== Document extract ==
In the middle of the 19th century, pro-American, anti-immigrant sentiment became political with the formation of the Native American Party (renamed the American Party in 1855, but better known as the Know Nothing party). This party arose in response to an influx of immigration and the rising political influence of immigrants. The Know-Nothings promised to "purify" American politics by limiting or ending the political influence of Irish Catholics and other immigrants. They played off of the contemporary nativist and anti-Catholic sentiment that existed in many circles in America at the time. It was fed by popular fears that the country was being overwhelmed by German and Irish Catholic immigrants.



Anti-Catholicism was not really a factor in American politics until the arrival of large numbers of Irish and German Catholics in the 1840s. Many of these immigrants were Catholic and this elicited a prejudiced response from the Protestant majority. In New York, in 1843, the first navitist political party emerged, calling itself the American Republican Party. The nativist movement spread to nearby states, using that name or Native American Party or other similar names. These parties succeeded in a number of local and Congressional elections. For example, in 1844 in Philadelphia, following the Philadelphia riots, anti-Catholic orator Lewis Charles Levin was elected U.S. Representative from Pennsylvania's 1st District.

In the early 1850s, numerous secret nativist groups formed. The most prominent were the "Order of United Americans" and the Order of the Star Spangled Banner. These two groups merged in New York in the early 1850s as a secret order that quickly spread across the North, reaching non-Catholics, particularly those who were laborers or skilled workmen. They became known by the name "Know Nothings". The name originated from when a member was asked about its activities, he was supposed to reply, "I know nothing." In 1855, the Know Nothings first entered politics under the American Party label.

The immigration of large numbers of Irish and German Catholics to the United States in the period between 1830 and 1860 made religious differences between Catholics and Protestants a political issue. Violence sometimes erupted at the polls. Protestants accused Pope Pius IX of being an opponent of liberty. Catholicism was portrayed as tyrannical, opposed to material prosperity, the enemy of the railroad, as a group that wanted to take over schools with the intention of indoctrinating American children into Catholicism. Nativists spread conspiracy theories about the Pope wanting to subjugate the United States through a continuing influx of Catholics controlled by Irish bishops obedient to and personally selected by the Pope.

In 1849, one oath-bound secret society, the Order of the Star Spangled Banner, was created by Charles B. Allen in New York City. Fear of Catholic immigration led to a dissatisfaction with the Democratic Party, whose leadership in many cities included Irish-Catholics. They formed secret groups, throwing their support behind candidates sympathetic to their cause. When asked about these secret organizations, members were to reply "I know nothing", which led to their being called Know Nothings.
===
== Information supplied ==
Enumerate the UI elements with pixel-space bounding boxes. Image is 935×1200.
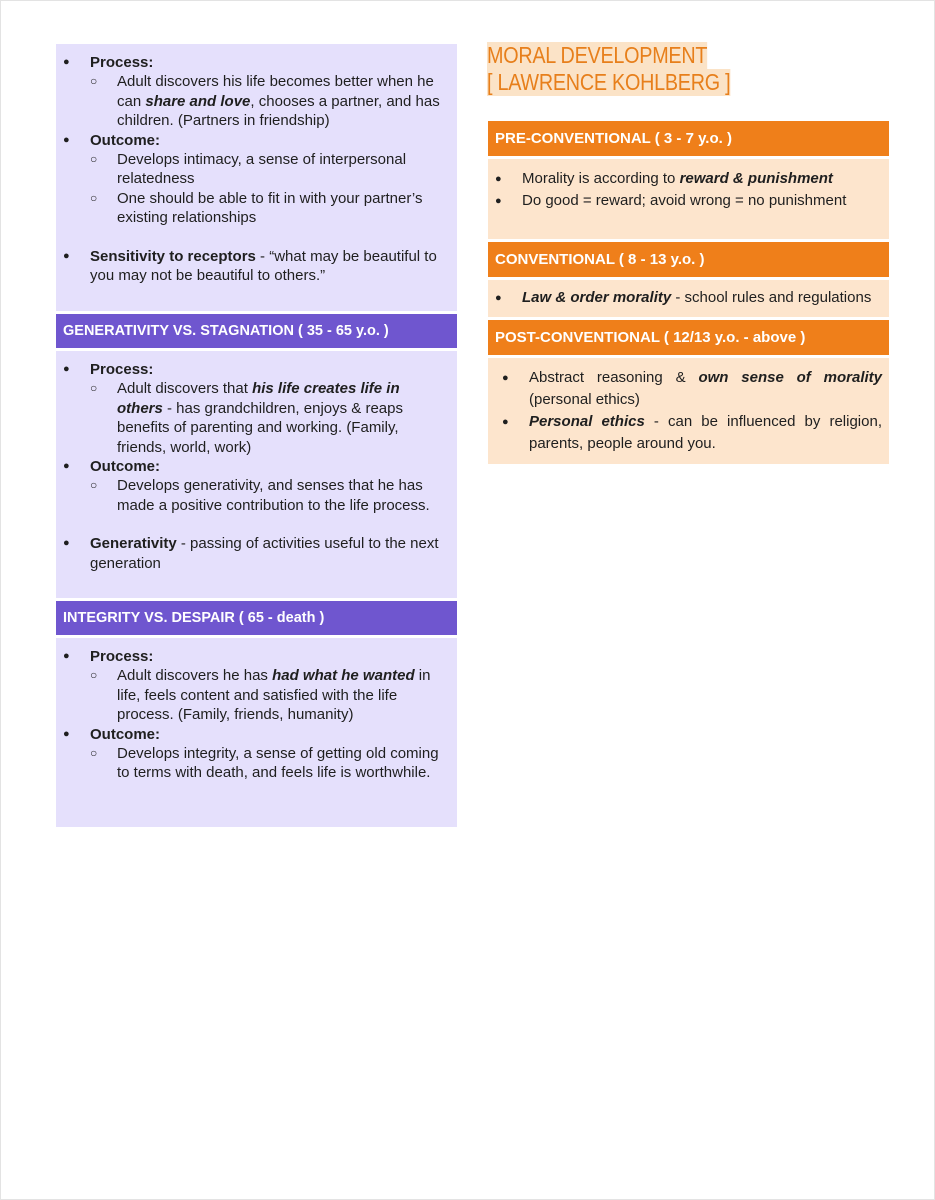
===
**Problem:** Could you pick up the passage on the Know Nothing party after its last sentence and continue it?

**In response:**
In spring 1854, the Know Nothing candidates swept the state of Massachusetts in the fall elections. The Whig candidate for mayor of Philadelphia, editor Robert T. Conrad, was a Know Nothing who promised to appoint only native-born Americans to office. He won the election by a landslide. In Washington, D.C., Know Nothing candidate John T. Towers defeated incumbent Mayor John Walker Maury. After the 1854 elections, they showed political strength in Maine, Indiana, Pennsylvania, and California. Stephen Palfrey Webb was elected as Mayor of San Francisco, and J. Neely Johnson as Governor of California. Nathaniel P. Banks, former Speaker of the Massachusetts House of Representatives, was elected to Congress as a Know Nothing candidate. (He later aligned with Republicans and was elected Speaker of the United States House of Representatives).

The results of the 1854 elections were so favorable to the Know Nothings that they formed officially as a political party called the American Party. They attracted many members of the nearly defunct Whig party as well as a significant number of Democrats. Membership in the American Party increased significantly, from 50,000 to an estimated one million plus during the course of the year. This was in part due to the collapse of the Whig Party, weakened by internal dissent and sectional factionalism.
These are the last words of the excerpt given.